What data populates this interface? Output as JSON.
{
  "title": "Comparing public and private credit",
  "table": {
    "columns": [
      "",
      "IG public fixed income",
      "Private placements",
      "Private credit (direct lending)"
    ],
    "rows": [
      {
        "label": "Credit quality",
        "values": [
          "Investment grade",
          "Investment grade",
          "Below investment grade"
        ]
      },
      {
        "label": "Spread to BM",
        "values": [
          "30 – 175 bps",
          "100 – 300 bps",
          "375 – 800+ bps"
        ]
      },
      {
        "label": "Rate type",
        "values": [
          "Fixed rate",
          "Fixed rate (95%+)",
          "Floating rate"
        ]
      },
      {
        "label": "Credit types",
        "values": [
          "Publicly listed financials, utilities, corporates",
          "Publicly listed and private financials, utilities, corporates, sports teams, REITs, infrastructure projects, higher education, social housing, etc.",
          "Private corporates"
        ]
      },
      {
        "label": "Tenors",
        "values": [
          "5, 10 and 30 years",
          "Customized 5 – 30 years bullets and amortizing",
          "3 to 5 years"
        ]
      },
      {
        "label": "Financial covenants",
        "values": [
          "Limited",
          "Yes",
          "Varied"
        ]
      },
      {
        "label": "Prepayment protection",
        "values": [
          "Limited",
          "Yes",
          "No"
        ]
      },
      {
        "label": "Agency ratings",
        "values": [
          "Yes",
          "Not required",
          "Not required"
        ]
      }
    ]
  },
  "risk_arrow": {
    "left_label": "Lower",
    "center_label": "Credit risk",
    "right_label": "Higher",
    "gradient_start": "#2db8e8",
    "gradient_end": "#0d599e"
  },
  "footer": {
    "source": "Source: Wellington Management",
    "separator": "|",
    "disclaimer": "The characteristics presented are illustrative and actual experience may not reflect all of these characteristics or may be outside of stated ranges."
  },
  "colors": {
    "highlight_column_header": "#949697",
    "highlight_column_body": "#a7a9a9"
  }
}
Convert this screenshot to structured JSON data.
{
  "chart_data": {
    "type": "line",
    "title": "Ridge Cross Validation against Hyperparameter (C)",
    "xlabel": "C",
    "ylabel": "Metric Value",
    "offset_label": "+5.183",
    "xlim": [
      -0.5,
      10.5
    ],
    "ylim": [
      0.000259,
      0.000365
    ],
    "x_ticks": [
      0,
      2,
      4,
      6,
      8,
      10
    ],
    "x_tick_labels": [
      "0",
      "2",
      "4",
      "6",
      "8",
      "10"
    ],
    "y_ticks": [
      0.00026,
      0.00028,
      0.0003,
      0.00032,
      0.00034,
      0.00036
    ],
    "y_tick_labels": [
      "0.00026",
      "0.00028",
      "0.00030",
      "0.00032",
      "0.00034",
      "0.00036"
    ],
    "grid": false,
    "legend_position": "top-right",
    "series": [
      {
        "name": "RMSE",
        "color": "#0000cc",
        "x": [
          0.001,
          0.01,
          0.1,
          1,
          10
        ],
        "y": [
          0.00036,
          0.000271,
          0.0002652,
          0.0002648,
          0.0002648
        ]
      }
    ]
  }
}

▶ **Goal**:
All of the records must be retyped exactly as they are.

▶ **The output**:
What data populates this interface? Output as JSON.
{
  "title": "Comparing public and private credit",
  "table": {
    "columns": [
      "",
      "IG public fixed income",
      "Private placements",
      "Private credit (direct lending)"
    ],
    "rows": [
      {
        "label": "Credit quality",
        "values": [
          "Investment grade",
          "Investment grade",
          "Below investment grade"
        ]
      },
      {
        "label": "Spread to BM",
        "values": [
          "30 – 175 bps",
          "100 – 300 bps",
          "375 – 800+ bps"
        ]
      },
      {
        "label": "Rate type",
        "values": [
          "Fixed rate",
          "Fixed rate (95%+)",
          "Floating rate"
        ]
      },
      {
        "label": "Credit types",
        "values": [
          "Publicly listed financials, utilities, corporates",
          "Publicly listed and private financials, utilities, corporates, sports teams, REITs, infrastructure projects, higher education, social housing, etc.",
          "Private corporates"
        ]
      },
      {
        "label": "Tenors",
        "values": [
          "5, 10 and 30 years",
          "Customized 5 – 30 years bullets and amortizing",
          "3 to 5 years"
        ]
      },
      {
        "label": "Financial covenants",
        "values": [
          "Limited",
          "Yes",
          "Varied"
        ]
      },
      {
        "label": "Prepayment protection",
        "values": [
          "Limited",
          "Yes",
          "No"
        ]
      },
      {
        "label": "Agency ratings",
        "values": [
          "Yes",
          "Not required",
          "Not required"
        ]
      }
    ]
  },
  "risk_arrow": {
    "left_label": "Lower",
    "center_label": "Credit risk",
    "right_label": "Higher",
    "gradient_start": "#2db8e8",
    "gradient_end": "#0d599e"
  },
  "footer": {
    "source": "Source: Wellington Management",
    "separator": "|",
    "disclaimer": "The characteristics presented are illustrative and actual experience may not reflect all of these characteristics or may be outside of stated ranges."
  },
  "colors": {
    "highlight_column_header": "#949697",
    "highlight_column_body": "#a7a9a9"
  }
}
Convert this screenshot to structured JSON data.
{
  "chart_data": {
    "type": "line",
    "title": "Ridge Cross Validation against Hyperparameter (C)",
    "xlabel": "C",
    "ylabel": "Metric Value",
    "offset_label": "+5.183",
    "xlim": [
      -0.5,
      10.5
    ],
    "ylim": [
      0.000259,
      0.000365
    ],
    "x_ticks": [
      0,
      2,
      4,
      6,
      8,
      10
    ],
    "x_tick_labels": [
      "0",
      "2",
      "4",
      "6",
      "8",
      "10"
    ],
    "y_ticks": [
      0.00026,
      0.00028,
      0.0003,
      0.00032,
      0.00034,
      0.00036
    ],
    "y_tick_labels": [
      "0.00026",
      "0.00028",
      "0.00030",
      "0.00032",
      "0.00034",
      "0.00036"
    ],
    "grid": false,
    "legend_position": "top-right",
    "series": [
      {
        "name": "RMSE",
        "color": "#0000cc",
        "x": [
          0.001,
          0.01,
          0.1,
          1,
          10
        ],
        "y": [
          0.00036,
          0.000271,
          0.0002652,
          0.0002648,
          0.0002648
        ]
      }
    ]
  }
}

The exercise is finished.